## start

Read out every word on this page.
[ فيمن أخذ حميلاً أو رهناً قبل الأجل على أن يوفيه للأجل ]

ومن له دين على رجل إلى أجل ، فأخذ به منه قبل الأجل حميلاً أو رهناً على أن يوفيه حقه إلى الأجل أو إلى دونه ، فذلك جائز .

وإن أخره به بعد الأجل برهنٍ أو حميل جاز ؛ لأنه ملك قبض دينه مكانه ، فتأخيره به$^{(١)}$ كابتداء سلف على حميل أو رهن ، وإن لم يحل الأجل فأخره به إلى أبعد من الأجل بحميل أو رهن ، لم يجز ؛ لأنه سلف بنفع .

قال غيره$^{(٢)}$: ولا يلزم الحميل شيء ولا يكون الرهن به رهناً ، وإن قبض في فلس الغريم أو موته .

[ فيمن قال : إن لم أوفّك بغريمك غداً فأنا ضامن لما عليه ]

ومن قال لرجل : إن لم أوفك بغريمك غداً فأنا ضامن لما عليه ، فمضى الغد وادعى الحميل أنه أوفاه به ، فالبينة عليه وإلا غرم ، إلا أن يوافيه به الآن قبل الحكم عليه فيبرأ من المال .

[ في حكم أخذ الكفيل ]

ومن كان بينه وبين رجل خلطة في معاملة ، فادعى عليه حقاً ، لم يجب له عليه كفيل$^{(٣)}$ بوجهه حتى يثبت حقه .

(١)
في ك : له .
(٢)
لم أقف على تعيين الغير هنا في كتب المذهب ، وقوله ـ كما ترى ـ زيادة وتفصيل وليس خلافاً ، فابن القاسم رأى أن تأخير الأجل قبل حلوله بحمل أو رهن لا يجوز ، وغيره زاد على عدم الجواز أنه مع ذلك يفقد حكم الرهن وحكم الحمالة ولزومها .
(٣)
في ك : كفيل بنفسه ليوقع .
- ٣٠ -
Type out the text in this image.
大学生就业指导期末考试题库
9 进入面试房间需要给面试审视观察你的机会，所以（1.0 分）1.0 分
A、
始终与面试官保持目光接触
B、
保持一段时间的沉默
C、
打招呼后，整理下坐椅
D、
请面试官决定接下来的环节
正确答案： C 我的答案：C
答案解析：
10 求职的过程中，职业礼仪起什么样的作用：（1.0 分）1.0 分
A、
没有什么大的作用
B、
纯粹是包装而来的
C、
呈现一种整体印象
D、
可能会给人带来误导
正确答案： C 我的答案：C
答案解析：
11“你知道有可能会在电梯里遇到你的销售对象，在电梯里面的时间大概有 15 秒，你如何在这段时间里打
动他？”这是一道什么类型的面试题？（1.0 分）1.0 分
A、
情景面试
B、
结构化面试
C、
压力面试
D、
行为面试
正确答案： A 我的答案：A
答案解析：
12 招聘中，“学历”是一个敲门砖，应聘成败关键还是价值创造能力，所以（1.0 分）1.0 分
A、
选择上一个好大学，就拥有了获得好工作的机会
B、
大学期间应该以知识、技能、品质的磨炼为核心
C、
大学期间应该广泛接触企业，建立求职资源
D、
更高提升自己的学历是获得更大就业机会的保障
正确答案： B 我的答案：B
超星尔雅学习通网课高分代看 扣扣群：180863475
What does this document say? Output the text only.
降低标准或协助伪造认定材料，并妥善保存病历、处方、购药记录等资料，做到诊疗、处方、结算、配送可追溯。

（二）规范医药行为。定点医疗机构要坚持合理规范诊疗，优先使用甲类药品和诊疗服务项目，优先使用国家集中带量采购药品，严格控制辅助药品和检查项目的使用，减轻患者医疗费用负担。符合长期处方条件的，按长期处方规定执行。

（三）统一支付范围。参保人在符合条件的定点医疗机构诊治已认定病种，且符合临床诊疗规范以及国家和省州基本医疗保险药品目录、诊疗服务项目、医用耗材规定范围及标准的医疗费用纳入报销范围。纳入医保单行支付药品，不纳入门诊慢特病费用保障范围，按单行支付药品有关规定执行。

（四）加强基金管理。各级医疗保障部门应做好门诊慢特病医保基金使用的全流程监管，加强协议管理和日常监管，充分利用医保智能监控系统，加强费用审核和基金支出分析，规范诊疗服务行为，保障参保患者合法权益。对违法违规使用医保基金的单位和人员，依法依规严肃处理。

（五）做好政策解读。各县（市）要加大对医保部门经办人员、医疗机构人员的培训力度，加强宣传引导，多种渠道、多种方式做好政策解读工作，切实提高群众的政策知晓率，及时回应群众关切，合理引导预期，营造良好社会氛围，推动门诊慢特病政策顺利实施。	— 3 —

## end

Output the full listing exactly as it stands.

EXERCISE ANSWER:
Read out every word on this page.
[ فيمن أخذ حميلاً أو رهناً قبل الأجل على أن يوفيه للأجل ]

ومن له دين على رجل إلى أجل ، فأخذ به منه قبل الأجل حميلاً أو رهناً على أن يوفيه حقه إلى الأجل أو إلى دونه ، فذلك جائز .

وإن أخره به بعد الأجل برهنٍ أو حميل جاز ؛ لأنه ملك قبض دينه مكانه ، فتأخيره به$^{(١)}$ كابتداء سلف على حميل أو رهن ، وإن لم يحل الأجل فأخره به إلى أبعد من الأجل بحميل أو رهن ، لم يجز ؛ لأنه سلف بنفع .

قال غيره$^{(٢)}$: ولا يلزم الحميل شيء ولا يكون الرهن به رهناً ، وإن قبض في فلس الغريم أو موته .

[ فيمن قال : إن لم أوفّك بغريمك غداً فأنا ضامن لما عليه ]

ومن قال لرجل : إن لم أوفك بغريمك غداً فأنا ضامن لما عليه ، فمضى الغد وادعى الحميل أنه أوفاه به ، فالبينة عليه وإلا غرم ، إلا أن يوافيه به الآن قبل الحكم عليه فيبرأ من المال .

[ في حكم أخذ الكفيل ]

ومن كان بينه وبين رجل خلطة في معاملة ، فادعى عليه حقاً ، لم يجب له عليه كفيل$^{(٣)}$ بوجهه حتى يثبت حقه .

(١)
في ك : له .
(٢)
لم أقف على تعيين الغير هنا في كتب المذهب ، وقوله ـ كما ترى ـ زيادة وتفصيل وليس خلافاً ، فابن القاسم رأى أن تأخير الأجل قبل حلوله بحمل أو رهن لا يجوز ، وغيره زاد على عدم الجواز أنه مع ذلك يفقد حكم الرهن وحكم الحمالة ولزومها .
(٣)
في ك : كفيل بنفسه ليوقع .
- ٣٠ -
Type out the text in this image.
大学生就业指导期末考试题库
9 进入面试房间需要给面试审视观察你的机会，所以（1.0 分）1.0 分
A、
始终与面试官保持目光接触
B、
保持一段时间的沉默
C、
打招呼后，整理下坐椅
D、
请面试官决定接下来的环节
正确答案： C 我的答案：C
答案解析：
10 求职的过程中，职业礼仪起什么样的作用：（1.0 分）1.0 分
A、
没有什么大的作用
B、
纯粹是包装而来的
C、
呈现一种整体印象
D、
可能会给人带来误导
正确答案： C 我的答案：C
答案解析：
11“你知道有可能会在电梯里遇到你的销售对象，在电梯里面的时间大概有 15 秒，你如何在这段时间里打
动他？”这是一道什么类型的面试题？（1.0 分）1.0 分
A、
情景面试
B、
结构化面试
C、
压力面试
D、
行为面试
正确答案： A 我的答案：A
答案解析：
12 招聘中，“学历”是一个敲门砖，应聘成败关键还是价值创造能力，所以（1.0 分）1.0 分
A、
选择上一个好大学，就拥有了获得好工作的机会
B、
大学期间应该以知识、技能、品质的磨炼为核心
C、
大学期间应该广泛接触企业，建立求职资源
D、
更高提升自己的学历是获得更大就业机会的保障
正确答案： B 我的答案：B
超星尔雅学习通网课高分代看 扣扣群：180863475
What does this document say? Output the text only.
降低标准或协助伪造认定材料，并妥善保存病历、处方、购药记录等资料，做到诊疗、处方、结算、配送可追溯。

（二）规范医药行为。定点医疗机构要坚持合理规范诊疗，优先使用甲类药品和诊疗服务项目，优先使用国家集中带量采购药品，严格控制辅助药品和检查项目的使用，减轻患者医疗费用负担。符合长期处方条件的，按长期处方规定执行。

（三）统一支付范围。参保人在符合条件的定点医疗机构诊治已认定病种，且符合临床诊疗规范以及国家和省州基本医疗保险药品目录、诊疗服务项目、医用耗材规定范围及标准的医疗费用纳入报销范围。纳入医保单行支付药品，不纳入门诊慢特病费用保障范围，按单行支付药品有关规定执行。

（四）加强基金管理。各级医疗保障部门应做好门诊慢特病医保基金使用的全流程监管，加强协议管理和日常监管，充分利用医保智能监控系统，加强费用审核和基金支出分析，规范诊疗服务行为，保障参保患者合法权益。对违法违规使用医保基金的单位和人员，依法依规严肃处理。

（五）做好政策解读。各县（市）要加大对医保部门经办人员、医疗机构人员的培训力度，加强宣传引导，多种渠道、多种方式做好政策解读工作，切实提高群众的政策知晓率，及时回应群众关切，合理引导预期，营造良好社会氛围，推动门诊慢特病政策顺利实施。	— 3 —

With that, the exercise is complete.